REQUIREMENT -> Copy all lines holding the word "document" from the entries.

(Extracted data entries)
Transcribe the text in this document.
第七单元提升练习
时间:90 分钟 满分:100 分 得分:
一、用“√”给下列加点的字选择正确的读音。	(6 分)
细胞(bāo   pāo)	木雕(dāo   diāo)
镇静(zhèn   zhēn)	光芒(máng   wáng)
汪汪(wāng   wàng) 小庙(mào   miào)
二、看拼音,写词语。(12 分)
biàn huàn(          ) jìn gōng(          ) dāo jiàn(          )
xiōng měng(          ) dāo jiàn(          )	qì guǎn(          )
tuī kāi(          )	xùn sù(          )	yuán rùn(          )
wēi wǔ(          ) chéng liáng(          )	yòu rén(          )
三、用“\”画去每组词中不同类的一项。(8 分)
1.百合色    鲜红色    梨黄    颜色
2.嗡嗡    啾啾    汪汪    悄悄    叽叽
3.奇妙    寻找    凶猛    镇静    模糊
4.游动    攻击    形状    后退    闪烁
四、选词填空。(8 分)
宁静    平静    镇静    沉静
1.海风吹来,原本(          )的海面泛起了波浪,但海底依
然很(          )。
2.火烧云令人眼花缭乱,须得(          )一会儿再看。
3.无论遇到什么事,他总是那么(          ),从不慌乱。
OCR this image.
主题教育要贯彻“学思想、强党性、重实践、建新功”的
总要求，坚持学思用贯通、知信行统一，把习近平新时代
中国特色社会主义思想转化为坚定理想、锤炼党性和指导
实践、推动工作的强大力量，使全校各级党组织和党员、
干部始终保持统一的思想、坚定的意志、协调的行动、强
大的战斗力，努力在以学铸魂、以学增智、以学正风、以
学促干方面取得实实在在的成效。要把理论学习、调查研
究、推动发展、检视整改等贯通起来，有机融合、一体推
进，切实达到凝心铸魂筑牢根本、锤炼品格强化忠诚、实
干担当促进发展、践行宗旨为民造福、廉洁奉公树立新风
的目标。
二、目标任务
==
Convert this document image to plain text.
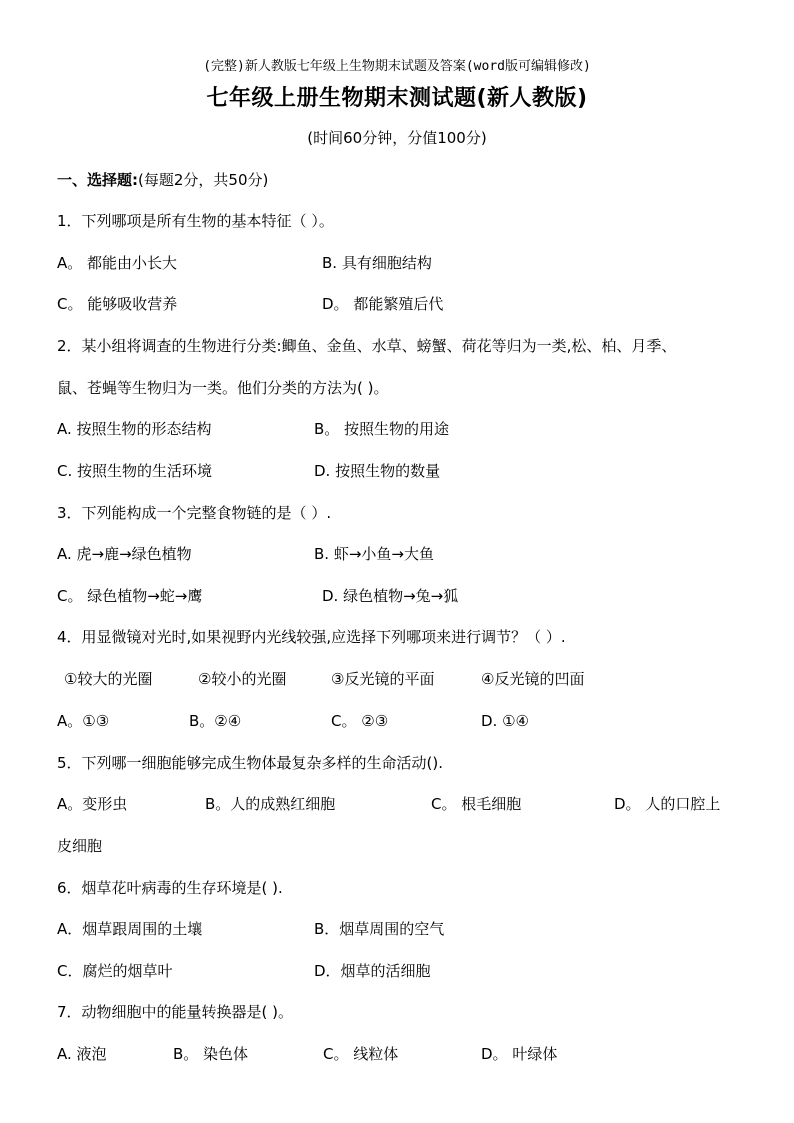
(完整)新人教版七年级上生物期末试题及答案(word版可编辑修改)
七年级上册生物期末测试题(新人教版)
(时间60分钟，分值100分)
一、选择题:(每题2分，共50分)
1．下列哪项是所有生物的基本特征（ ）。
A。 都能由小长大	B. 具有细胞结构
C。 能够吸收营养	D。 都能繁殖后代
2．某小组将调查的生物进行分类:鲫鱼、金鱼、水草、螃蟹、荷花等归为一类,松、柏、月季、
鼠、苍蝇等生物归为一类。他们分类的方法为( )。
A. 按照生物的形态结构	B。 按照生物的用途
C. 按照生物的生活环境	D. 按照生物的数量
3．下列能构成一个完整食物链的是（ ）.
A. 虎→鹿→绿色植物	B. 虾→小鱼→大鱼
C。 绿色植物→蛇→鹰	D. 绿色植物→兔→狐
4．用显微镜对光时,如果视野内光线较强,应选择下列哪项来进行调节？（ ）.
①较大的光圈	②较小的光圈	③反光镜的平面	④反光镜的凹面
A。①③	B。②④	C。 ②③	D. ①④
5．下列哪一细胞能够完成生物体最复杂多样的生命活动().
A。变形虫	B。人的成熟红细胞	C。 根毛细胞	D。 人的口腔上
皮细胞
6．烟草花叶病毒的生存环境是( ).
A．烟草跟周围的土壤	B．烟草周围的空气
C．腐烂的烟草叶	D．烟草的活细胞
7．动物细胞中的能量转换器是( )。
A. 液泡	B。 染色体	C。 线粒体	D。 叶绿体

FULL ANSWER ->
Transcribe the text in this document.
Convert this document image to plain text.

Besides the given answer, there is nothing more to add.